TASK GOAL: Copy every line that holds "المزعجة".

Collection entries:
↓
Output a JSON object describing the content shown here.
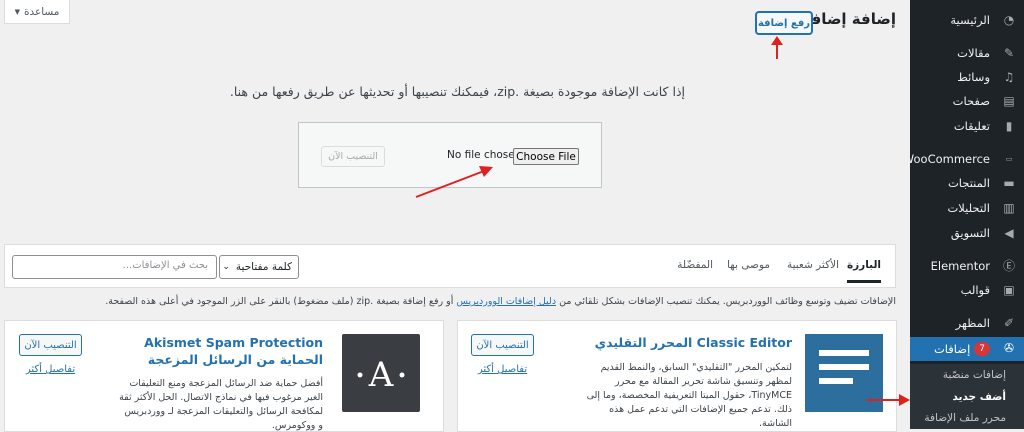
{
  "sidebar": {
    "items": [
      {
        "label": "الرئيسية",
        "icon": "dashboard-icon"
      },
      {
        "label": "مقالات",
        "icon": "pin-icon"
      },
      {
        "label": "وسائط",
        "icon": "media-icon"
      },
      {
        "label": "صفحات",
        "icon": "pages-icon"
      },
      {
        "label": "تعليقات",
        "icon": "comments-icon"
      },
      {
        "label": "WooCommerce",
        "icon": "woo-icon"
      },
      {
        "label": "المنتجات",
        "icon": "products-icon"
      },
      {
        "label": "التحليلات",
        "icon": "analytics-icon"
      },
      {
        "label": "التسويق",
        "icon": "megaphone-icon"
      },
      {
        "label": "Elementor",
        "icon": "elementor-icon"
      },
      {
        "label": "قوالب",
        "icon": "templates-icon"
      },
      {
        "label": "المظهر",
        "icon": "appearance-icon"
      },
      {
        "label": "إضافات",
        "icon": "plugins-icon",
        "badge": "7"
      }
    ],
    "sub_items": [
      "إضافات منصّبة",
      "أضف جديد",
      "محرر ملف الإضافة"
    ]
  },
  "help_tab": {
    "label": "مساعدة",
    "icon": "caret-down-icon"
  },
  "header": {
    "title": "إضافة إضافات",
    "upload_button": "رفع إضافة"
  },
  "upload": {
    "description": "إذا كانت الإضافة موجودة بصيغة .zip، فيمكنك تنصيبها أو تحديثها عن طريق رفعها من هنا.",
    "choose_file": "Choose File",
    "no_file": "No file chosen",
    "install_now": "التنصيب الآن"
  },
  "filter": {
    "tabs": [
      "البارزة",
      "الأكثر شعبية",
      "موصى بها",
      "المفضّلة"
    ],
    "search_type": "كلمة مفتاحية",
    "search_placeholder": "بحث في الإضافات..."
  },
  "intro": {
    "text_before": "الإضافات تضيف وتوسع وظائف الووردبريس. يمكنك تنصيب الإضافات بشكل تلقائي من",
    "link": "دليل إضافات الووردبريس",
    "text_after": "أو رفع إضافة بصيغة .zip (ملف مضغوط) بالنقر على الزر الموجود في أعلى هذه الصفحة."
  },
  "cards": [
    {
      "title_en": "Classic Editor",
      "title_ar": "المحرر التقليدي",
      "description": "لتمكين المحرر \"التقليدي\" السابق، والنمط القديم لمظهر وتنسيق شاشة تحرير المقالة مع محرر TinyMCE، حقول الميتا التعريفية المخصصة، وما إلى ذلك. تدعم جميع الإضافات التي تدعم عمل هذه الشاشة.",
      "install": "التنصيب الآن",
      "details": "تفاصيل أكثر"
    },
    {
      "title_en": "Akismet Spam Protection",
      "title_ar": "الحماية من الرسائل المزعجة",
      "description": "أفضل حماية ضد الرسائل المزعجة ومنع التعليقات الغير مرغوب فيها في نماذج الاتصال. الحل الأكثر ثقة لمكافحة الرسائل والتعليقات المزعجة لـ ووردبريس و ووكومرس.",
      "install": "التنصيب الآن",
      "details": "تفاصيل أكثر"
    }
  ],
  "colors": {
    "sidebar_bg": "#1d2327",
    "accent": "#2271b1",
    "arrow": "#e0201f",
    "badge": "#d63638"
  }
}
↑
↓
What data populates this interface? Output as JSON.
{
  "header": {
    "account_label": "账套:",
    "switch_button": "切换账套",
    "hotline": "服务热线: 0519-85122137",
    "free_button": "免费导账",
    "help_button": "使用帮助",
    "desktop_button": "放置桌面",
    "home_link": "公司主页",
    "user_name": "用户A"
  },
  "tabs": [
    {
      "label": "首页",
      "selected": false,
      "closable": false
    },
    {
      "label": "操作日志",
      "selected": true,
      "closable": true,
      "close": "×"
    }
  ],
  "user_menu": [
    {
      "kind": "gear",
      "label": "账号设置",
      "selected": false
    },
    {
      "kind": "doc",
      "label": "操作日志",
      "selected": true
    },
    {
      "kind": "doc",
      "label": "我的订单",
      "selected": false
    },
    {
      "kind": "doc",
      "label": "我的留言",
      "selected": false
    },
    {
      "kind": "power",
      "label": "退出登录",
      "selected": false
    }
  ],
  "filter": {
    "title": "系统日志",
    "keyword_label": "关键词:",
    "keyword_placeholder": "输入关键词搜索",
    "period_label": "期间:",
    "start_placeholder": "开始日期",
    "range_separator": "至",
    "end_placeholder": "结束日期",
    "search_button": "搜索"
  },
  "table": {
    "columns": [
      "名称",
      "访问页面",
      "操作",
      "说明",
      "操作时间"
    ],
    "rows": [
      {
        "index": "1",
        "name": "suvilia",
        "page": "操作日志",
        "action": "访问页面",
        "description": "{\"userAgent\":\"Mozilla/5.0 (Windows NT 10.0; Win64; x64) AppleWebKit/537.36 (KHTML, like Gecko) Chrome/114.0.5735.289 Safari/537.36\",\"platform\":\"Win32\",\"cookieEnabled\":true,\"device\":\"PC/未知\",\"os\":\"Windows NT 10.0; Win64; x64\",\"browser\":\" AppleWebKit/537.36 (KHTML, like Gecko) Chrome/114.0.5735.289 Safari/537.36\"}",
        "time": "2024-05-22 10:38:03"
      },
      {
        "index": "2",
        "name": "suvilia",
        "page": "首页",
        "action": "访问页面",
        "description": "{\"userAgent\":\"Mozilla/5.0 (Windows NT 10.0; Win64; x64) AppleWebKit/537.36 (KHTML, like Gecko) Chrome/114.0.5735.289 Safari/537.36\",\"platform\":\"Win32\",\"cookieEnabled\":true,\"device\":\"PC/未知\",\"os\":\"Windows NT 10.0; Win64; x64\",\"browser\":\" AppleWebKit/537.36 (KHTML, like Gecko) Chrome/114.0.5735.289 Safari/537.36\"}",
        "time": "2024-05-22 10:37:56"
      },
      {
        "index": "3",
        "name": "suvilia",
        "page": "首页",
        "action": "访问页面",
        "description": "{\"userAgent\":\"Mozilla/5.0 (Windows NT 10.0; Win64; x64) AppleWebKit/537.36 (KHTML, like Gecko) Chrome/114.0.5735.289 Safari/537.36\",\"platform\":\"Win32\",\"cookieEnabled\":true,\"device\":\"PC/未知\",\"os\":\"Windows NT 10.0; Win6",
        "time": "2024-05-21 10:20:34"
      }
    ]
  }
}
↑
OUTPUT OF THE TASK:
      "title_ar": "الحماية من الرسائل المزعجة",
      "description": "أفضل حماية ضد الرسائل المزعجة ومنع التعليقات الغير مرغوب فيها في نماذج الاتصال. الحل الأكثر ثقة لمكافحة الرسائل والتعليقات المزعجة لـ ووردبريس و ووكومرس.",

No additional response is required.